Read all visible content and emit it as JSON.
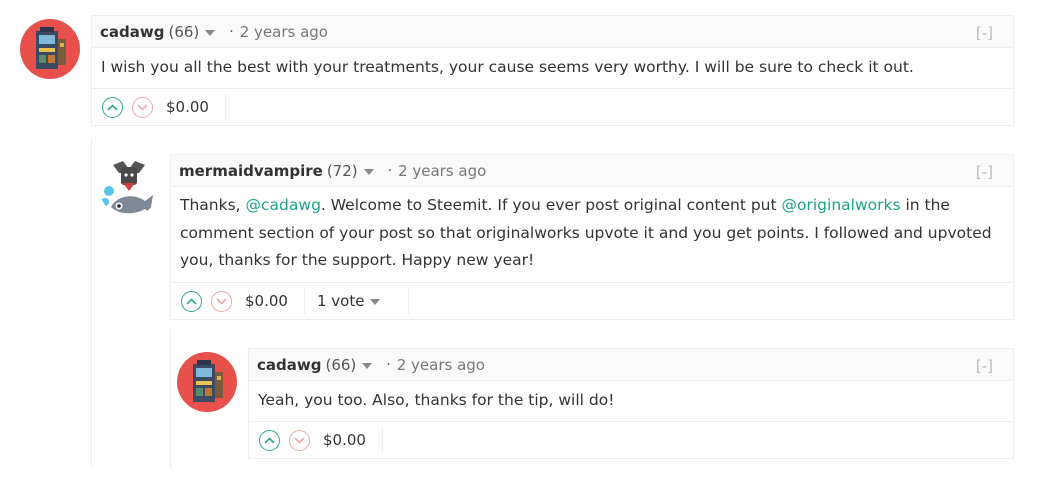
{
  "comments": [
    {
      "author": "cadawg",
      "reputation": "(66)",
      "separator": "·",
      "time": "2 years ago",
      "collapse": "[-]",
      "body": "I wish you all the best with your treatments, your cause seems very worthy. I will be sure to check it out.",
      "payout": "$0.00"
    },
    {
      "author": "mermaidvampire",
      "reputation": "(72)",
      "separator": "·",
      "time": "2 years ago",
      "collapse": "[-]",
      "body_parts": {
        "p1": "Thanks, ",
        "mention1": "@cadawg",
        "p2": ". Welcome to Steemit. If you ever post original content put ",
        "mention2": "@originalworks",
        "p3": " in the comment section of your post so that originalworks upvote it and you get points. I followed and upvoted you, thanks for the support. Happy new year!"
      },
      "payout": "$0.00",
      "votes": "1 vote"
    },
    {
      "author": "cadawg",
      "reputation": "(66)",
      "separator": "·",
      "time": "2 years ago",
      "collapse": "[-]",
      "body": "Yeah, you too. Also, thanks for the tip, will do!",
      "payout": "$0.00"
    }
  ],
  "icons": {
    "upvote": "chevron-up-circle-icon",
    "downvote": "chevron-down-circle-icon",
    "dropdown": "caret-down-icon"
  },
  "colors": {
    "link": "#1fa288",
    "upvote": "#2aa888",
    "downvote": "#f2a7a7",
    "avatar_cadawg_bg": "#e8504c"
  }
}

__________________________________________________

◆ WHAT YOU SHOULD DO ◆
Without the pictures, restate all the entries above exactly.

◆ RIGHT ANSWER ◆
Read all visible content and emit it as JSON.
{
  "comments": [
    {
      "author": "cadawg",
      "reputation": "(66)",
      "separator": "·",
      "time": "2 years ago",
      "collapse": "[-]",
      "body": "I wish you all the best with your treatments, your cause seems very worthy. I will be sure to check it out.",
      "payout": "$0.00"
    },
    {
      "author": "mermaidvampire",
      "reputation": "(72)",
      "separator": "·",
      "time": "2 years ago",
      "collapse": "[-]",
      "body_parts": {
        "p1": "Thanks, ",
        "mention1": "@cadawg",
        "p2": ". Welcome to Steemit. If you ever post original content put ",
        "mention2": "@originalworks",
        "p3": " in the comment section of your post so that originalworks upvote it and you get points. I followed and upvoted you, thanks for the support. Happy new year!"
      },
      "payout": "$0.00",
      "votes": "1 vote"
    },
    {
      "author": "cadawg",
      "reputation": "(66)",
      "separator": "·",
      "time": "2 years ago",
      "collapse": "[-]",
      "body": "Yeah, you too. Also, thanks for the tip, will do!",
      "payout": "$0.00"
    }
  ],
  "icons": {
    "upvote": "chevron-up-circle-icon",
    "downvote": "chevron-down-circle-icon",
    "dropdown": "caret-down-icon"
  },
  "colors": {
    "link": "#1fa288",
    "upvote": "#2aa888",
    "downvote": "#f2a7a7",
    "avatar_cadawg_bg": "#e8504c"
  }
}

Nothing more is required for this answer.